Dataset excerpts
------

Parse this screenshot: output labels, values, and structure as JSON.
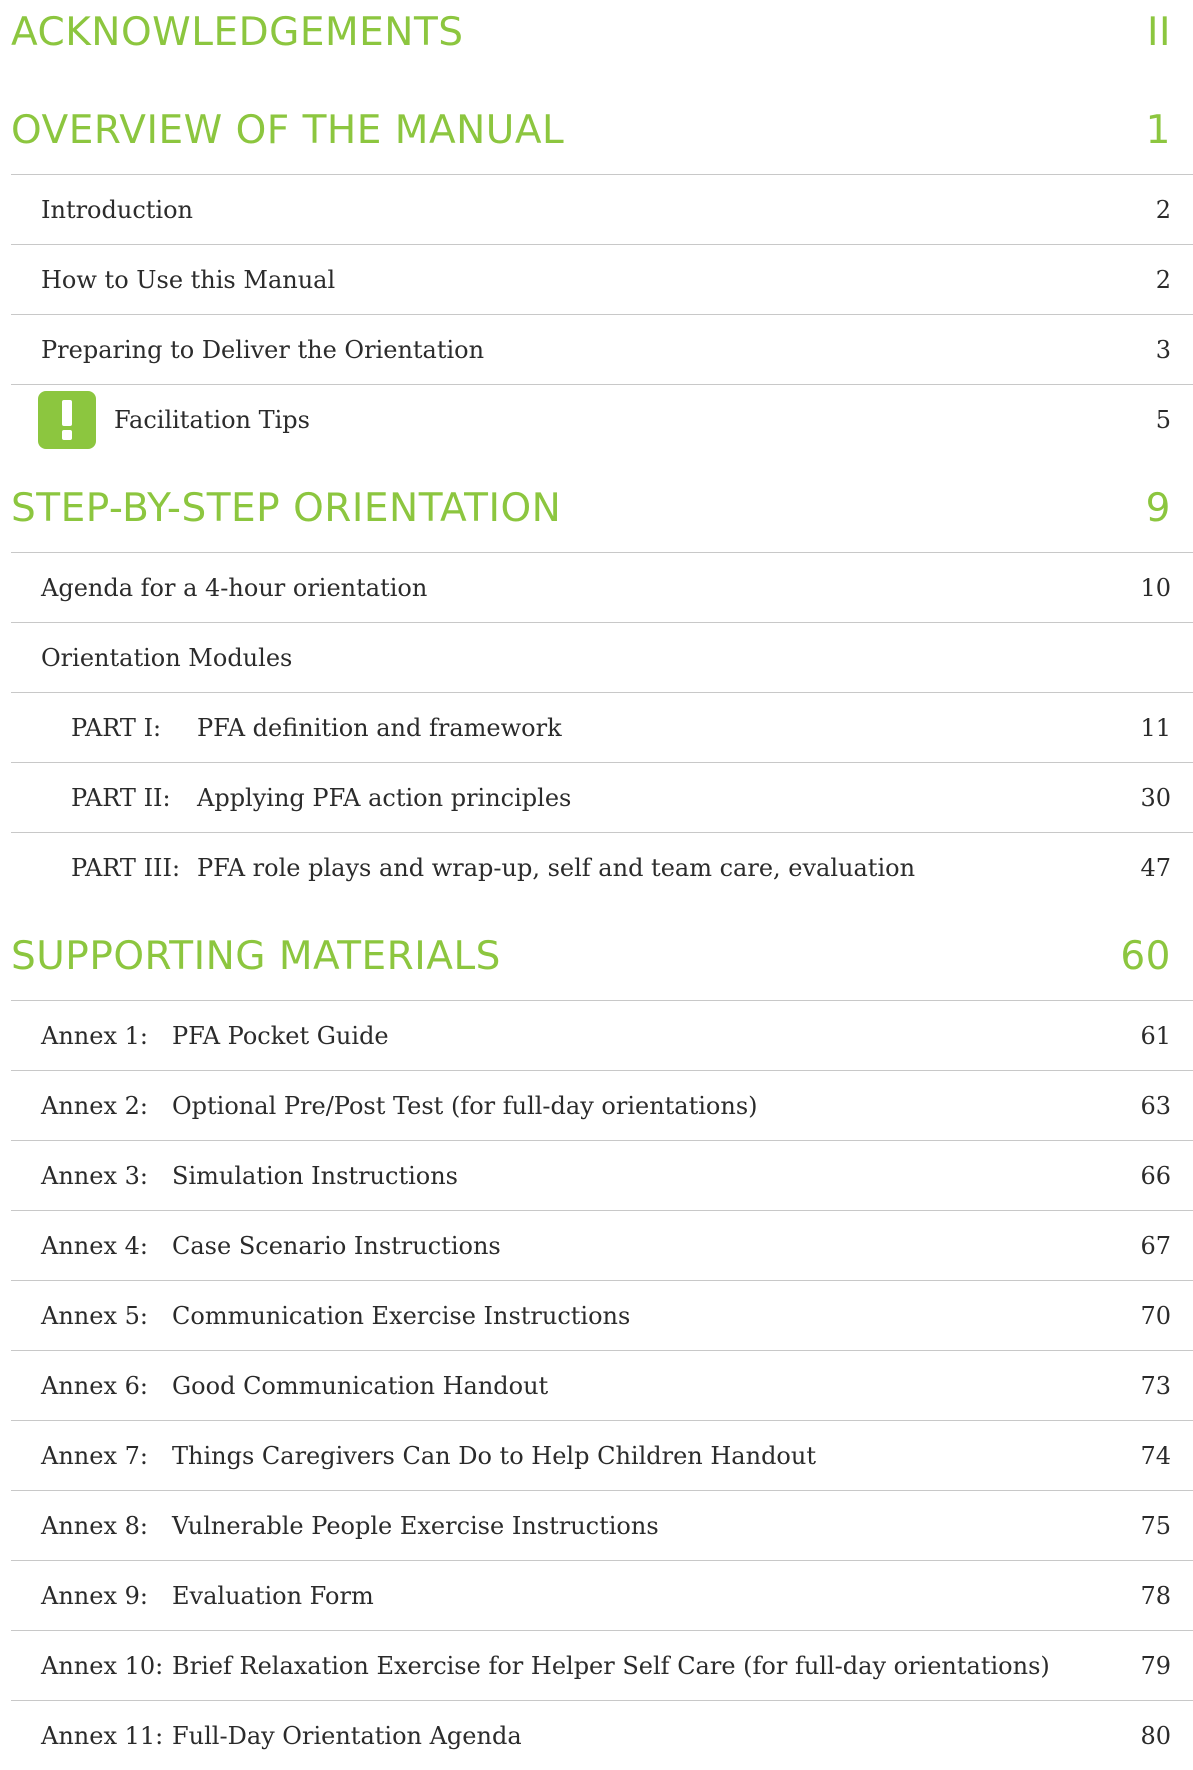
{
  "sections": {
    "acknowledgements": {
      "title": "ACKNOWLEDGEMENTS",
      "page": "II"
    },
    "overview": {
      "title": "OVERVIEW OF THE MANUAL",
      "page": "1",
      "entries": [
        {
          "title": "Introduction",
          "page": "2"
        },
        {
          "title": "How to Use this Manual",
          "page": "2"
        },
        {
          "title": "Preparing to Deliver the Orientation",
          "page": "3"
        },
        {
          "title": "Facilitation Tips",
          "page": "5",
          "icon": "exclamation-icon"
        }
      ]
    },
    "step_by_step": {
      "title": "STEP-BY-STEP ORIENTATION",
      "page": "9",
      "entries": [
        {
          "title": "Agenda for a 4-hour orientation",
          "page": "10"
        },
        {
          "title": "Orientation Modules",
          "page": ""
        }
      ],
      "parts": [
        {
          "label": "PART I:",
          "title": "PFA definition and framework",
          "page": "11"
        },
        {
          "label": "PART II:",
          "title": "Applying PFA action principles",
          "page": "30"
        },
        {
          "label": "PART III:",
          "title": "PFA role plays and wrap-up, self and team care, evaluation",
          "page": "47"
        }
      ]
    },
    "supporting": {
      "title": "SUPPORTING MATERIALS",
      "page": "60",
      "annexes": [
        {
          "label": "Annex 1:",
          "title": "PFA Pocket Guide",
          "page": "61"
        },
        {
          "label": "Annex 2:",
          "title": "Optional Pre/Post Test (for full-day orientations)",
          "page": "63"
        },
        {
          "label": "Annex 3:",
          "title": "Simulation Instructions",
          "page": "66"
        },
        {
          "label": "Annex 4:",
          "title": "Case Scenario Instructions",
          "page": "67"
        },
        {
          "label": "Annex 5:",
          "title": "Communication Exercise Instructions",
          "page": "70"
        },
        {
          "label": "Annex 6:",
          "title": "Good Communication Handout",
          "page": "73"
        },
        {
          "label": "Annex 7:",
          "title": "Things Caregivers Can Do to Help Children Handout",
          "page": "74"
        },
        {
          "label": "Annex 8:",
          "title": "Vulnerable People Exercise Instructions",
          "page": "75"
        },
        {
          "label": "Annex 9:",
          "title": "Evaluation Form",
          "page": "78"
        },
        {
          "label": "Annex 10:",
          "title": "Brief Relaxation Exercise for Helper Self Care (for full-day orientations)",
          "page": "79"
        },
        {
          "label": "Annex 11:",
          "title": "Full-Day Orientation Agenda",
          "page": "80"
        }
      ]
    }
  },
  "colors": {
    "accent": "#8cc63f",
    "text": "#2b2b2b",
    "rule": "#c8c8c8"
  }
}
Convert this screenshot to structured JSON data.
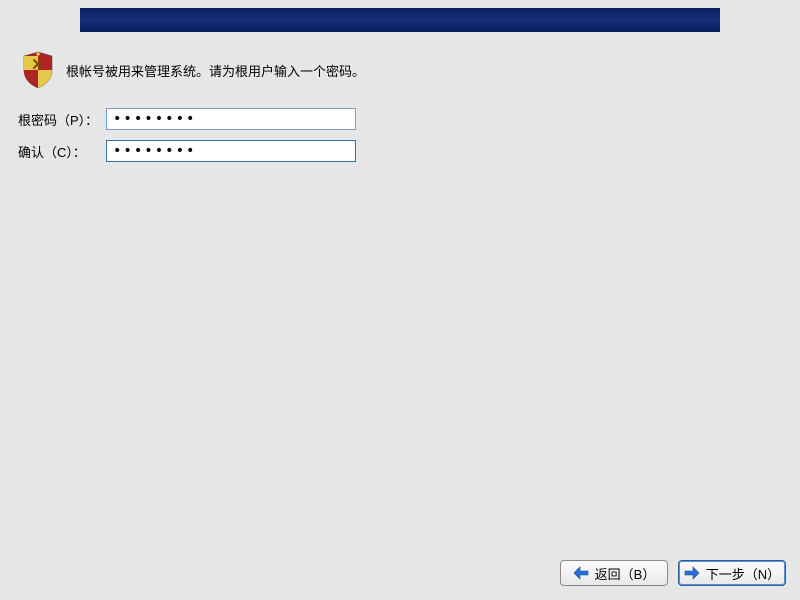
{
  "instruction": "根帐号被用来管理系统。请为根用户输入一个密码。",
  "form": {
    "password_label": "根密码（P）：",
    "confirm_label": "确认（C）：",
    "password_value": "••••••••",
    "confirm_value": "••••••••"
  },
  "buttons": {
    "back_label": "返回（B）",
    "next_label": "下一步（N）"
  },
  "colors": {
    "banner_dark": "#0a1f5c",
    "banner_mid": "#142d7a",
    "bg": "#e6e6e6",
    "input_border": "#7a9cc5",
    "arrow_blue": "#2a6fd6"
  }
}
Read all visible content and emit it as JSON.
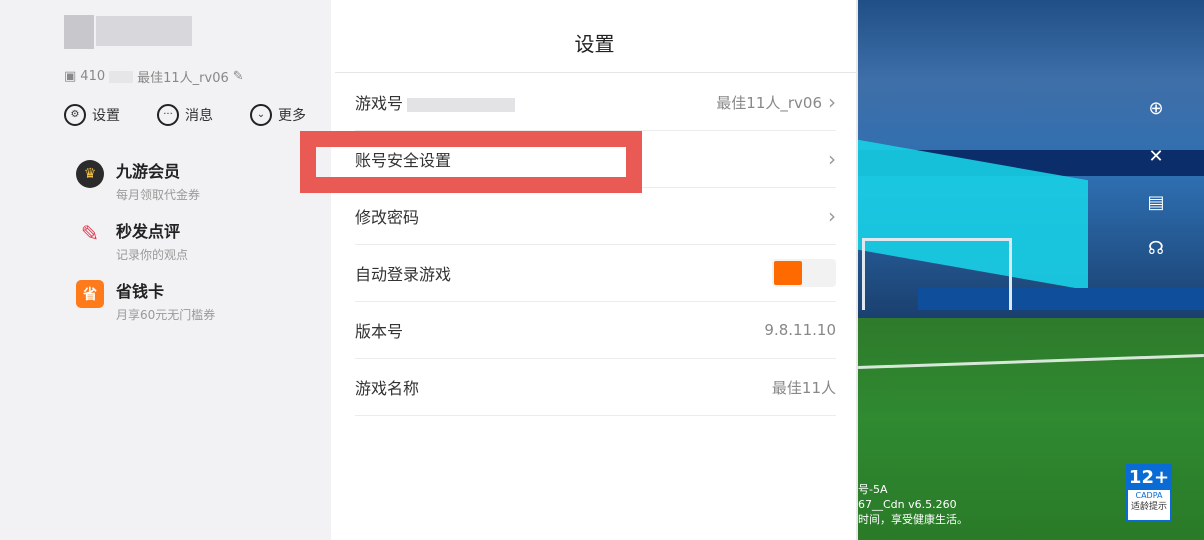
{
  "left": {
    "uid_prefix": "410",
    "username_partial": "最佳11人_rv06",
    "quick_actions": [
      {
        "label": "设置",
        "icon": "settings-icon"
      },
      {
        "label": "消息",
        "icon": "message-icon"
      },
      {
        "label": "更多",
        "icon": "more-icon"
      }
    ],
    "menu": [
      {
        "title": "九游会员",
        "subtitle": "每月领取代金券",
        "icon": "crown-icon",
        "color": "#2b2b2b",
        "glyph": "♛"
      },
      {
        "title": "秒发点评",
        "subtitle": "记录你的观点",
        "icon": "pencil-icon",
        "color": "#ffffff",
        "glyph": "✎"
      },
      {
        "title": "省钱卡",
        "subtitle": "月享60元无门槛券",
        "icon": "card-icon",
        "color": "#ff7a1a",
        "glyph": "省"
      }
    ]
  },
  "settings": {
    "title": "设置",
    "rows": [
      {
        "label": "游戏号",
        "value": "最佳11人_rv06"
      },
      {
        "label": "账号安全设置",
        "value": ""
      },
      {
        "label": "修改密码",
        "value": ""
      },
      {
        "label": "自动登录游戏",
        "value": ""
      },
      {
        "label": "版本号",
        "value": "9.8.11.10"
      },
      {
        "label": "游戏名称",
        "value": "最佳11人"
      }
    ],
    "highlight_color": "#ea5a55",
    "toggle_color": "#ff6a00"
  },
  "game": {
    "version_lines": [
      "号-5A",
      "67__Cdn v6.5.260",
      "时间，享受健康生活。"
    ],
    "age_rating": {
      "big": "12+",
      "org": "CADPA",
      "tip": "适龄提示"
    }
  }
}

------

### OBJECTIVE
Leave out the pictures and restate everything else word for word.

### COMPLETED EXERCISE
Parse this screenshot: output labels, values, and structure as JSON.
{
  "sections": {
    "acknowledgements": {
      "title": "ACKNOWLEDGEMENTS",
      "page": "II"
    },
    "overview": {
      "title": "OVERVIEW OF THE MANUAL",
      "page": "1",
      "entries": [
        {
          "title": "Introduction",
          "page": "2"
        },
        {
          "title": "How to Use this Manual",
          "page": "2"
        },
        {
          "title": "Preparing to Deliver the Orientation",
          "page": "3"
        },
        {
          "title": "Facilitation Tips",
          "page": "5",
          "icon": "exclamation-icon"
        }
      ]
    },
    "step_by_step": {
      "title": "STEP-BY-STEP ORIENTATION",
      "page": "9",
      "entries": [
        {
          "title": "Agenda for a 4-hour orientation",
          "page": "10"
        },
        {
          "title": "Orientation Modules",
          "page": ""
        }
      ],
      "parts": [
        {
          "label": "PART I:",
          "title": "PFA definition and framework",
          "page": "11"
        },
        {
          "label": "PART II:",
          "title": "Applying PFA action principles",
          "page": "30"
        },
        {
          "label": "PART III:",
          "title": "PFA role plays and wrap-up, self and team care, evaluation",
          "page": "47"
        }
      ]
    },
    "supporting": {
      "title": "SUPPORTING MATERIALS",
      "page": "60",
      "annexes": [
        {
          "label": "Annex 1:",
          "title": "PFA Pocket Guide",
          "page": "61"
        },
        {
          "label": "Annex 2:",
          "title": "Optional Pre/Post Test (for full-day orientations)",
          "page": "63"
        },
        {
          "label": "Annex 3:",
          "title": "Simulation Instructions",
          "page": "66"
        },
        {
          "label": "Annex 4:",
          "title": "Case Scenario Instructions",
          "page": "67"
        },
        {
          "label": "Annex 5:",
          "title": "Communication Exercise Instructions",
          "page": "70"
        },
        {
          "label": "Annex 6:",
          "title": "Good Communication Handout",
          "page": "73"
        },
        {
          "label": "Annex 7:",
          "title": "Things Caregivers Can Do to Help Children Handout",
          "page": "74"
        },
        {
          "label": "Annex 8:",
          "title": "Vulnerable People Exercise Instructions",
          "page": "75"
        },
        {
          "label": "Annex 9:",
          "title": "Evaluation Form",
          "page": "78"
        },
        {
          "label": "Annex 10:",
          "title": "Brief Relaxation Exercise for Helper Self Care (for full-day orientations)",
          "page": "79"
        },
        {
          "label": "Annex 11:",
          "title": "Full-Day Orientation Agenda",
          "page": "80"
        }
      ]
    }
  },
  "colors": {
    "accent": "#8cc63f",
    "text": "#2b2b2b",
    "rule": "#c8c8c8"
  }
}
Convert this screenshot to structured JSON data.
{
  "instruction": "根帐号被用来管理系统。请为根用户输入一个密码。",
  "form": {
    "password_label": "根密码（P）：",
    "confirm_label": "确认（C）：",
    "password_value": "••••••••",
    "confirm_value": "••••••••"
  },
  "buttons": {
    "back_label": "返回（B）",
    "next_label": "下一步（N）"
  },
  "colors": {
    "banner_dark": "#0a1f5c",
    "banner_mid": "#142d7a",
    "bg": "#e6e6e6",
    "input_border": "#7a9cc5",
    "arrow_blue": "#2a6fd6"
  }
}
Read all visible content and emit it as JSON.
{
  "left": {
    "uid_prefix": "410",
    "username_partial": "最佳11人_rv06",
    "quick_actions": [
      {
        "label": "设置",
        "icon": "settings-icon"
      },
      {
        "label": "消息",
        "icon": "message-icon"
      },
      {
        "label": "更多",
        "icon": "more-icon"
      }
    ],
    "menu": [
      {
        "title": "九游会员",
        "subtitle": "每月领取代金券",
        "icon": "crown-icon",
        "color": "#2b2b2b",
        "glyph": "♛"
      },
      {
        "title": "秒发点评",
        "subtitle": "记录你的观点",
        "icon": "pencil-icon",
        "color": "#ffffff",
        "glyph": "✎"
      },
      {
        "title": "省钱卡",
        "subtitle": "月享60元无门槛券",
        "icon": "card-icon",
        "color": "#ff7a1a",
        "glyph": "省"
      }
    ]
  },
  "settings": {
    "title": "设置",
    "rows": [
      {
        "label": "游戏号",
        "value": "最佳11人_rv06"
      },
      {
        "label": "账号安全设置",
        "value": ""
      },
      {
        "label": "修改密码",
        "value": ""
      },
      {
        "label": "自动登录游戏",
        "value": ""
      },
      {
        "label": "版本号",
        "value": "9.8.11.10"
      },
      {
        "label": "游戏名称",
        "value": "最佳11人"
      }
    ],
    "highlight_color": "#ea5a55",
    "toggle_color": "#ff6a00"
  },
  "game": {
    "version_lines": [
      "号-5A",
      "67__Cdn v6.5.260",
      "时间，享受健康生活。"
    ],
    "age_rating": {
      "big": "12+",
      "org": "CADPA",
      "tip": "适龄提示"
    }
  }
}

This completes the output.